╭─ EXERCISE MATERIAL
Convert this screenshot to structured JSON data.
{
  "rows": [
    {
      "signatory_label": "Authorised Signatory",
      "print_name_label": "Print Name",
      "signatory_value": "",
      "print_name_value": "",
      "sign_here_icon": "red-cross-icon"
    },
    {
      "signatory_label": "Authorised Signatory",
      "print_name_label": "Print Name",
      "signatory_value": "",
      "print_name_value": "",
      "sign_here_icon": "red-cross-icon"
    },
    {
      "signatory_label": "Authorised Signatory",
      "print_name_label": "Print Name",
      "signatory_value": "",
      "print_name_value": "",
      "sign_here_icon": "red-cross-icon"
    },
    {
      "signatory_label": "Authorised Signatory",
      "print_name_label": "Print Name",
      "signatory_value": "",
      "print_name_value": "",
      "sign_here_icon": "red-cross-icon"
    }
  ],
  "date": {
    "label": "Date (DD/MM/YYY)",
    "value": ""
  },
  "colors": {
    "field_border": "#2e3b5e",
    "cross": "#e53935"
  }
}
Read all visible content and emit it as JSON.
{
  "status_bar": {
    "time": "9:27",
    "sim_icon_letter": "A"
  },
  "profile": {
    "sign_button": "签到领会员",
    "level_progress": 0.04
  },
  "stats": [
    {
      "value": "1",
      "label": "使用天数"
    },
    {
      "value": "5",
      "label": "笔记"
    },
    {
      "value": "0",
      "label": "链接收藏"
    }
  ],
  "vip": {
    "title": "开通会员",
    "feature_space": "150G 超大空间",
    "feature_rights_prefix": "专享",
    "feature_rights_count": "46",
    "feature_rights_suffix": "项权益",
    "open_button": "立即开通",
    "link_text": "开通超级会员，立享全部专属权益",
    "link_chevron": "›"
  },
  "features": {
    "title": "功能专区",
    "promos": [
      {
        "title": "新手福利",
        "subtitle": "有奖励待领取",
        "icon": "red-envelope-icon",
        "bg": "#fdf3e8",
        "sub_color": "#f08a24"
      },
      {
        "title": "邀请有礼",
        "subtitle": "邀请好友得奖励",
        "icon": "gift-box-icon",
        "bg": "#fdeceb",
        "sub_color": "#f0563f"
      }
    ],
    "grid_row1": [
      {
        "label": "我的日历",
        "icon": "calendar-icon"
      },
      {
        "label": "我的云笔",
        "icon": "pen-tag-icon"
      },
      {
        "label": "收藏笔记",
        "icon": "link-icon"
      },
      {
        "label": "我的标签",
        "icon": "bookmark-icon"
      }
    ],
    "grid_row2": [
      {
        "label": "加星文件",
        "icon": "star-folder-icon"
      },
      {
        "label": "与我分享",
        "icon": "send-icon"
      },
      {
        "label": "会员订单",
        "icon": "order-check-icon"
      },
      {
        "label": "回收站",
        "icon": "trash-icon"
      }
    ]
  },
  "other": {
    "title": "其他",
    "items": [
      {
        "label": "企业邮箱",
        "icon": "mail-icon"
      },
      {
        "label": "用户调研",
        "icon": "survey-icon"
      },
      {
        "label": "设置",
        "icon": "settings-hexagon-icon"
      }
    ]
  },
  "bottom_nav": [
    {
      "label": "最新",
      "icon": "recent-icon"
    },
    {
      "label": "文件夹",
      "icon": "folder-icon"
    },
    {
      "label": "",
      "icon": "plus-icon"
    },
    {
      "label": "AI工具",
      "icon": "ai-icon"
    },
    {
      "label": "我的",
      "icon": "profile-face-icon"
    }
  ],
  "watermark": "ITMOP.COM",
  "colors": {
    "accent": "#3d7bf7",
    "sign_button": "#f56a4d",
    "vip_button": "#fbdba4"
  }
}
╰─
PROBLEM DETAILS: Working from the material above, retype it in its entirety without change.

EXPECTED ANSWER:
Convert this screenshot to structured JSON data.
{
  "rows": [
    {
      "signatory_label": "Authorised Signatory",
      "print_name_label": "Print Name",
      "signatory_value": "",
      "print_name_value": "",
      "sign_here_icon": "red-cross-icon"
    },
    {
      "signatory_label": "Authorised Signatory",
      "print_name_label": "Print Name",
      "signatory_value": "",
      "print_name_value": "",
      "sign_here_icon": "red-cross-icon"
    },
    {
      "signatory_label": "Authorised Signatory",
      "print_name_label": "Print Name",
      "signatory_value": "",
      "print_name_value": "",
      "sign_here_icon": "red-cross-icon"
    },
    {
      "signatory_label": "Authorised Signatory",
      "print_name_label": "Print Name",
      "signatory_value": "",
      "print_name_value": "",
      "sign_here_icon": "red-cross-icon"
    }
  ],
  "date": {
    "label": "Date (DD/MM/YYY)",
    "value": ""
  },
  "colors": {
    "field_border": "#2e3b5e",
    "cross": "#e53935"
  }
}
Read all visible content and emit it as JSON.
{
  "status_bar": {
    "time": "9:27",
    "sim_icon_letter": "A"
  },
  "profile": {
    "sign_button": "签到领会员",
    "level_progress": 0.04
  },
  "stats": [
    {
      "value": "1",
      "label": "使用天数"
    },
    {
      "value": "5",
      "label": "笔记"
    },
    {
      "value": "0",
      "label": "链接收藏"
    }
  ],
  "vip": {
    "title": "开通会员",
    "feature_space": "150G 超大空间",
    "feature_rights_prefix": "专享",
    "feature_rights_count": "46",
    "feature_rights_suffix": "项权益",
    "open_button": "立即开通",
    "link_text": "开通超级会员，立享全部专属权益",
    "link_chevron": "›"
  },
  "features": {
    "title": "功能专区",
    "promos": [
      {
        "title": "新手福利",
        "subtitle": "有奖励待领取",
        "icon": "red-envelope-icon",
        "bg": "#fdf3e8",
        "sub_color": "#f08a24"
      },
      {
        "title": "邀请有礼",
        "subtitle": "邀请好友得奖励",
        "icon": "gift-box-icon",
        "bg": "#fdeceb",
        "sub_color": "#f0563f"
      }
    ],
    "grid_row1": [
      {
        "label": "我的日历",
        "icon": "calendar-icon"
      },
      {
        "label": "我的云笔",
        "icon": "pen-tag-icon"
      },
      {
        "label": "收藏笔记",
        "icon": "link-icon"
      },
      {
        "label": "我的标签",
        "icon": "bookmark-icon"
      }
    ],
    "grid_row2": [
      {
        "label": "加星文件",
        "icon": "star-folder-icon"
      },
      {
        "label": "与我分享",
        "icon": "send-icon"
      },
      {
        "label": "会员订单",
        "icon": "order-check-icon"
      },
      {
        "label": "回收站",
        "icon": "trash-icon"
      }
    ]
  },
  "other": {
    "title": "其他",
    "items": [
      {
        "label": "企业邮箱",
        "icon": "mail-icon"
      },
      {
        "label": "用户调研",
        "icon": "survey-icon"
      },
      {
        "label": "设置",
        "icon": "settings-hexagon-icon"
      }
    ]
  },
  "bottom_nav": [
    {
      "label": "最新",
      "icon": "recent-icon"
    },
    {
      "label": "文件夹",
      "icon": "folder-icon"
    },
    {
      "label": "",
      "icon": "plus-icon"
    },
    {
      "label": "AI工具",
      "icon": "ai-icon"
    },
    {
      "label": "我的",
      "icon": "profile-face-icon"
    }
  ],
  "watermark": "ITMOP.COM",
  "colors": {
    "accent": "#3d7bf7",
    "sign_button": "#f56a4d",
    "vip_button": "#fbdba4"
  }
}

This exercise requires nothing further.